start
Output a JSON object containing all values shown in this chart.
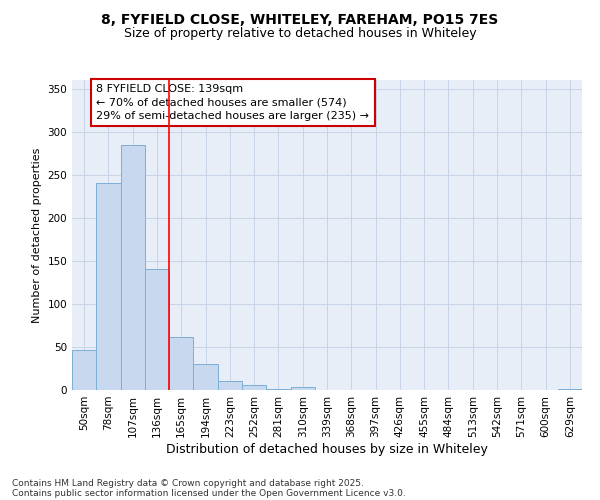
{
  "title_line1": "8, FYFIELD CLOSE, WHITELEY, FAREHAM, PO15 7ES",
  "title_line2": "Size of property relative to detached houses in Whiteley",
  "xlabel": "Distribution of detached houses by size in Whiteley",
  "ylabel": "Number of detached properties",
  "categories": [
    "50sqm",
    "78sqm",
    "107sqm",
    "136sqm",
    "165sqm",
    "194sqm",
    "223sqm",
    "252sqm",
    "281sqm",
    "310sqm",
    "339sqm",
    "368sqm",
    "397sqm",
    "426sqm",
    "455sqm",
    "484sqm",
    "513sqm",
    "542sqm",
    "571sqm",
    "600sqm",
    "629sqm"
  ],
  "values": [
    46,
    240,
    284,
    140,
    62,
    30,
    10,
    6,
    1,
    3,
    0,
    0,
    0,
    0,
    0,
    0,
    0,
    0,
    0,
    0,
    1
  ],
  "bar_color": "#c8d9ef",
  "bar_edge_color": "#7bafd4",
  "red_line_x": 3.5,
  "annotation_text": "8 FYFIELD CLOSE: 139sqm\n← 70% of detached houses are smaller (574)\n29% of semi-detached houses are larger (235) →",
  "annotation_box_facecolor": "#ffffff",
  "annotation_box_edgecolor": "#cc0000",
  "ylim": [
    0,
    360
  ],
  "yticks": [
    0,
    50,
    100,
    150,
    200,
    250,
    300,
    350
  ],
  "grid_color": "#c8d4e8",
  "plot_bg_color": "#e8eef8",
  "footer_line1": "Contains HM Land Registry data © Crown copyright and database right 2025.",
  "footer_line2": "Contains public sector information licensed under the Open Government Licence v3.0.",
  "title_fontsize": 10,
  "subtitle_fontsize": 9,
  "ylabel_fontsize": 8,
  "xlabel_fontsize": 9,
  "tick_fontsize": 7.5,
  "annotation_fontsize": 8,
  "footer_fontsize": 6.5
}
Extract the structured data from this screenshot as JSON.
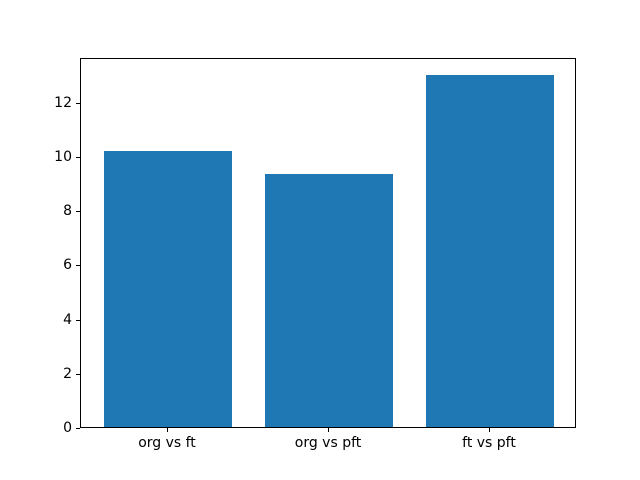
{
  "chart_data": {
    "type": "bar",
    "title": "",
    "xlabel": "",
    "ylabel": "",
    "categories": [
      "org vs ft",
      "org vs pft",
      "ft vs pft"
    ],
    "values": [
      10.2,
      9.35,
      13.0
    ],
    "yticks": [
      0,
      2,
      4,
      6,
      8,
      10,
      12
    ],
    "ylim": [
      0,
      13.65
    ],
    "xlim": [
      -0.54,
      2.54
    ],
    "bar_width_units": 0.8,
    "bar_color": "#1f77b4",
    "background_color": "#ffffff",
    "spine_color": "#000000",
    "tick_color": "#000000",
    "grid": false,
    "legend_position": "none"
  }
}
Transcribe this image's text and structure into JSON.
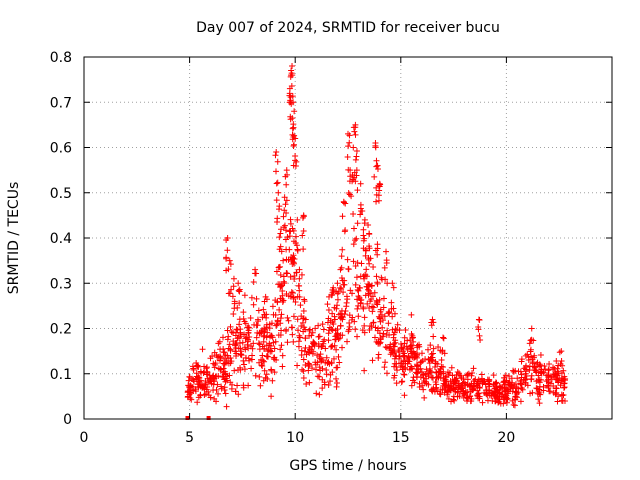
{
  "chart_data": {
    "type": "scatter",
    "title": "Day 007 of 2024, SRMTID for receiver bucu",
    "xlabel": "GPS time / hours",
    "ylabel": "SRMTID / TECUs",
    "xlim": [
      0,
      25
    ],
    "ylim": [
      0,
      0.8
    ],
    "xticks": [
      0,
      5,
      10,
      15,
      20
    ],
    "xtick_labels": [
      "0",
      "5",
      "10",
      "15",
      "20"
    ],
    "yticks": [
      0,
      0.1,
      0.2,
      0.3,
      0.4,
      0.5,
      0.6,
      0.7,
      0.8
    ],
    "ytick_labels": [
      "0",
      "0.1",
      "0.2",
      "0.3",
      "0.4",
      "0.5",
      "0.6",
      "0.7",
      "0.8"
    ],
    "grid": true,
    "marker": "plus",
    "series_color": "#ff0000",
    "envelope": [
      [
        4.9,
        0.06,
        0.02
      ],
      [
        5.5,
        0.09,
        0.03
      ],
      [
        6.0,
        0.09,
        0.03
      ],
      [
        6.5,
        0.11,
        0.04
      ],
      [
        7.0,
        0.14,
        0.05
      ],
      [
        7.5,
        0.17,
        0.06
      ],
      [
        8.0,
        0.18,
        0.06
      ],
      [
        8.5,
        0.16,
        0.05
      ],
      [
        9.0,
        0.18,
        0.07
      ],
      [
        9.3,
        0.25,
        0.09
      ],
      [
        9.6,
        0.3,
        0.1
      ],
      [
        9.8,
        0.36,
        0.12
      ],
      [
        10.0,
        0.26,
        0.08
      ],
      [
        10.3,
        0.19,
        0.06
      ],
      [
        10.6,
        0.15,
        0.05
      ],
      [
        11.0,
        0.13,
        0.04
      ],
      [
        11.5,
        0.15,
        0.05
      ],
      [
        12.0,
        0.19,
        0.06
      ],
      [
        12.4,
        0.25,
        0.08
      ],
      [
        12.8,
        0.3,
        0.1
      ],
      [
        13.2,
        0.29,
        0.09
      ],
      [
        13.7,
        0.26,
        0.09
      ],
      [
        14.1,
        0.22,
        0.07
      ],
      [
        14.5,
        0.17,
        0.05
      ],
      [
        15.0,
        0.14,
        0.04
      ],
      [
        15.5,
        0.13,
        0.04
      ],
      [
        16.0,
        0.12,
        0.04
      ],
      [
        16.5,
        0.1,
        0.03
      ],
      [
        17.0,
        0.09,
        0.03
      ],
      [
        17.5,
        0.075,
        0.02
      ],
      [
        18.0,
        0.07,
        0.02
      ],
      [
        18.5,
        0.07,
        0.02
      ],
      [
        19.0,
        0.065,
        0.02
      ],
      [
        19.5,
        0.06,
        0.02
      ],
      [
        20.0,
        0.06,
        0.02
      ],
      [
        20.5,
        0.075,
        0.025
      ],
      [
        21.0,
        0.11,
        0.035
      ],
      [
        21.5,
        0.09,
        0.03
      ],
      [
        22.0,
        0.085,
        0.025
      ],
      [
        22.8,
        0.08,
        0.025
      ]
    ],
    "spikes": [
      [
        6.8,
        0.4
      ],
      [
        6.9,
        0.35
      ],
      [
        7.1,
        0.31
      ],
      [
        7.3,
        0.3
      ],
      [
        8.1,
        0.33
      ],
      [
        8.6,
        0.27
      ],
      [
        9.1,
        0.59
      ],
      [
        9.2,
        0.5
      ],
      [
        9.3,
        0.41
      ],
      [
        9.5,
        0.49
      ],
      [
        9.6,
        0.55
      ],
      [
        9.75,
        0.73
      ],
      [
        9.8,
        0.76
      ],
      [
        9.85,
        0.78
      ],
      [
        9.9,
        0.7
      ],
      [
        9.95,
        0.68
      ],
      [
        10.0,
        0.62
      ],
      [
        10.1,
        0.44
      ],
      [
        10.2,
        0.33
      ],
      [
        10.4,
        0.45
      ],
      [
        11.6,
        0.27
      ],
      [
        11.8,
        0.29
      ],
      [
        12.0,
        0.3
      ],
      [
        12.2,
        0.36
      ],
      [
        12.3,
        0.48
      ],
      [
        12.5,
        0.63
      ],
      [
        12.6,
        0.55
      ],
      [
        12.75,
        0.6
      ],
      [
        12.85,
        0.65
      ],
      [
        12.9,
        0.58
      ],
      [
        13.1,
        0.52
      ],
      [
        13.3,
        0.44
      ],
      [
        13.5,
        0.41
      ],
      [
        13.8,
        0.61
      ],
      [
        13.9,
        0.56
      ],
      [
        14.0,
        0.52
      ],
      [
        14.3,
        0.37
      ],
      [
        14.6,
        0.3
      ],
      [
        15.5,
        0.23
      ],
      [
        16.5,
        0.22
      ],
      [
        17.0,
        0.18
      ],
      [
        18.7,
        0.22
      ],
      [
        21.2,
        0.2
      ],
      [
        22.6,
        0.15
      ]
    ],
    "zero_points": [
      [
        4.9,
        0.0
      ],
      [
        5.9,
        0.0
      ]
    ]
  }
}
end
Transcribe the records above exactly as they appear, leaving out any pictures.

** RESPONSE TO THE TASK **
Output a JSON object containing all values shown in this chart.
{
  "title_line1": "8, FYFIELD CLOSE, WHITELEY, FAREHAM, PO15 7ES",
  "title_line2": "Size of property relative to detached houses in Whiteley",
  "xlabel": "Distribution of detached houses by size in Whiteley",
  "ylabel": "Number of detached properties",
  "categories": [
    "50sqm",
    "78sqm",
    "107sqm",
    "136sqm",
    "165sqm",
    "194sqm",
    "223sqm",
    "252sqm",
    "281sqm",
    "310sqm",
    "339sqm",
    "368sqm",
    "397sqm",
    "426sqm",
    "455sqm",
    "484sqm",
    "513sqm",
    "542sqm",
    "571sqm",
    "600sqm",
    "629sqm"
  ],
  "values": [
    46,
    240,
    284,
    140,
    62,
    30,
    10,
    6,
    1,
    3,
    0,
    0,
    0,
    0,
    0,
    0,
    0,
    0,
    0,
    0,
    1
  ],
  "bar_color": "#c8d9ef",
  "bar_edge_color": "#7bafd4",
  "red_line_x": 3.5,
  "annotation_text": "8 FYFIELD CLOSE: 139sqm\n← 70% of detached houses are smaller (574)\n29% of semi-detached houses are larger (235) →",
  "annotation_box_facecolor": "#ffffff",
  "annotation_box_edgecolor": "#cc0000",
  "ylim": [
    0,
    360
  ],
  "yticks": [
    0,
    50,
    100,
    150,
    200,
    250,
    300,
    350
  ],
  "grid_color": "#c8d4e8",
  "plot_bg_color": "#e8eef8",
  "footer_line1": "Contains HM Land Registry data © Crown copyright and database right 2025.",
  "footer_line2": "Contains public sector information licensed under the Open Government Licence v3.0.",
  "title_fontsize": 10,
  "subtitle_fontsize": 9,
  "ylabel_fontsize": 8,
  "xlabel_fontsize": 9,
  "tick_fontsize": 7.5,
  "annotation_fontsize": 8,
  "footer_fontsize": 6.5
}
Extract the structured data from this screenshot as JSON.
{
  "chart_data": {
    "type": "bar",
    "title": "",
    "xlabel": "",
    "ylabel": "",
    "categories": [
      "org vs ft",
      "org vs pft",
      "ft vs pft"
    ],
    "values": [
      10.2,
      9.35,
      13.0
    ],
    "yticks": [
      0,
      2,
      4,
      6,
      8,
      10,
      12
    ],
    "ylim": [
      0,
      13.65
    ],
    "xlim": [
      -0.54,
      2.54
    ],
    "bar_width_units": 0.8,
    "bar_color": "#1f77b4",
    "background_color": "#ffffff",
    "spine_color": "#000000",
    "tick_color": "#000000",
    "grid": false,
    "legend_position": "none"
  }
}
Transcribe this image's text and structure into JSON.
{
  "chart_data": {
    "type": "scatter",
    "title": "Day 007 of 2024, SRMTID for receiver bucu",
    "xlabel": "GPS time / hours",
    "ylabel": "SRMTID / TECUs",
    "xlim": [
      0,
      25
    ],
    "ylim": [
      0,
      0.8
    ],
    "xticks": [
      0,
      5,
      10,
      15,
      20
    ],
    "xtick_labels": [
      "0",
      "5",
      "10",
      "15",
      "20"
    ],
    "yticks": [
      0,
      0.1,
      0.2,
      0.3,
      0.4,
      0.5,
      0.6,
      0.7,
      0.8
    ],
    "ytick_labels": [
      "0",
      "0.1",
      "0.2",
      "0.3",
      "0.4",
      "0.5",
      "0.6",
      "0.7",
      "0.8"
    ],
    "grid": true,
    "marker": "plus",
    "series_color": "#ff0000",
    "envelope": [
      [
        4.9,
        0.06,
        0.02
      ],
      [
        5.5,
        0.09,
        0.03
      ],
      [
        6.0,
        0.09,
        0.03
      ],
      [
        6.5,
        0.11,
        0.04
      ],
      [
        7.0,
        0.14,
        0.05
      ],
      [
        7.5,
        0.17,
        0.06
      ],
      [
        8.0,
        0.18,
        0.06
      ],
      [
        8.5,
        0.16,
        0.05
      ],
      [
        9.0,
        0.18,
        0.07
      ],
      [
        9.3,
        0.25,
        0.09
      ],
      [
        9.6,
        0.3,
        0.1
      ],
      [
        9.8,
        0.36,
        0.12
      ],
      [
        10.0,
        0.26,
        0.08
      ],
      [
        10.3,
        0.19,
        0.06
      ],
      [
        10.6,
        0.15,
        0.05
      ],
      [
        11.0,
        0.13,
        0.04
      ],
      [
        11.5,
        0.15,
        0.05
      ],
      [
        12.0,
        0.19,
        0.06
      ],
      [
        12.4,
        0.25,
        0.08
      ],
      [
        12.8,
        0.3,
        0.1
      ],
      [
        13.2,
        0.29,
        0.09
      ],
      [
        13.7,
        0.26,
        0.09
      ],
      [
        14.1,
        0.22,
        0.07
      ],
      [
        14.5,
        0.17,
        0.05
      ],
      [
        15.0,
        0.14,
        0.04
      ],
      [
        15.5,
        0.13,
        0.04
      ],
      [
        16.0,
        0.12,
        0.04
      ],
      [
        16.5,
        0.1,
        0.03
      ],
      [
        17.0,
        0.09,
        0.03
      ],
      [
        17.5,
        0.075,
        0.02
      ],
      [
        18.0,
        0.07,
        0.02
      ],
      [
        18.5,
        0.07,
        0.02
      ],
      [
        19.0,
        0.065,
        0.02
      ],
      [
        19.5,
        0.06,
        0.02
      ],
      [
        20.0,
        0.06,
        0.02
      ],
      [
        20.5,
        0.075,
        0.025
      ],
      [
        21.0,
        0.11,
        0.035
      ],
      [
        21.5,
        0.09,
        0.03
      ],
      [
        22.0,
        0.085,
        0.025
      ],
      [
        22.8,
        0.08,
        0.025
      ]
    ],
    "spikes": [
      [
        6.8,
        0.4
      ],
      [
        6.9,
        0.35
      ],
      [
        7.1,
        0.31
      ],
      [
        7.3,
        0.3
      ],
      [
        8.1,
        0.33
      ],
      [
        8.6,
        0.27
      ],
      [
        9.1,
        0.59
      ],
      [
        9.2,
        0.5
      ],
      [
        9.3,
        0.41
      ],
      [
        9.5,
        0.49
      ],
      [
        9.6,
        0.55
      ],
      [
        9.75,
        0.73
      ],
      [
        9.8,
        0.76
      ],
      [
        9.85,
        0.78
      ],
      [
        9.9,
        0.7
      ],
      [
        9.95,
        0.68
      ],
      [
        10.0,
        0.62
      ],
      [
        10.1,
        0.44
      ],
      [
        10.2,
        0.33
      ],
      [
        10.4,
        0.45
      ],
      [
        11.6,
        0.27
      ],
      [
        11.8,
        0.29
      ],
      [
        12.0,
        0.3
      ],
      [
        12.2,
        0.36
      ],
      [
        12.3,
        0.48
      ],
      [
        12.5,
        0.63
      ],
      [
        12.6,
        0.55
      ],
      [
        12.75,
        0.6
      ],
      [
        12.85,
        0.65
      ],
      [
        12.9,
        0.58
      ],
      [
        13.1,
        0.52
      ],
      [
        13.3,
        0.44
      ],
      [
        13.5,
        0.41
      ],
      [
        13.8,
        0.61
      ],
      [
        13.9,
        0.56
      ],
      [
        14.0,
        0.52
      ],
      [
        14.3,
        0.37
      ],
      [
        14.6,
        0.3
      ],
      [
        15.5,
        0.23
      ],
      [
        16.5,
        0.22
      ],
      [
        17.0,
        0.18
      ],
      [
        18.7,
        0.22
      ],
      [
        21.2,
        0.2
      ],
      [
        22.6,
        0.15
      ]
    ],
    "zero_points": [
      [
        4.9,
        0.0
      ],
      [
        5.9,
        0.0
      ]
    ]
  }
}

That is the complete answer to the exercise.